GOAL OF THE EXERCISE> Say how many lines contain "Apto"; the answer is the number alone.
--- begin DATASET CONTENT ---
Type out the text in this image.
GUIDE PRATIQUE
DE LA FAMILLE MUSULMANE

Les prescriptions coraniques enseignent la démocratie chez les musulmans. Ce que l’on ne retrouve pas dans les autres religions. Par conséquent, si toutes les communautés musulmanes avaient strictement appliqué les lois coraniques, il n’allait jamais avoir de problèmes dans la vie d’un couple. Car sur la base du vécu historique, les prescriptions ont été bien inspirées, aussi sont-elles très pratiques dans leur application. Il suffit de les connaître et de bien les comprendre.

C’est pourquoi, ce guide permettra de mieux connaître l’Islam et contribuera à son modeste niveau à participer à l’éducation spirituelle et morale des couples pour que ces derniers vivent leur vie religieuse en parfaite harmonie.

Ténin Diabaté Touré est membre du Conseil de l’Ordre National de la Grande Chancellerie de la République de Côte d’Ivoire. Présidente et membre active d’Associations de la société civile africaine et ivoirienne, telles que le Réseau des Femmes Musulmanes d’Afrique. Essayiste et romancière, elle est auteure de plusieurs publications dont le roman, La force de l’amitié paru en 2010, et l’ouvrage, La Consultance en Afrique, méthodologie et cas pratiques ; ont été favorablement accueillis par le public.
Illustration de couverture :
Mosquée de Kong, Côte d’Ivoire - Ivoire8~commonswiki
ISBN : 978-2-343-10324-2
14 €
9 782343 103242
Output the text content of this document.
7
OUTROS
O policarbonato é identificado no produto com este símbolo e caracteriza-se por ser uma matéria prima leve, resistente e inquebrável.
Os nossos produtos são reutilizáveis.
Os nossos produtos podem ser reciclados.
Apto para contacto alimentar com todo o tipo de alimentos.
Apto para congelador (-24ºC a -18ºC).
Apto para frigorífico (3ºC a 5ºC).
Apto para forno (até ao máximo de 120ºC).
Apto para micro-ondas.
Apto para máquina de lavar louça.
--- end DATASET CONTENT ---
EXERCISE OUTPUT> 6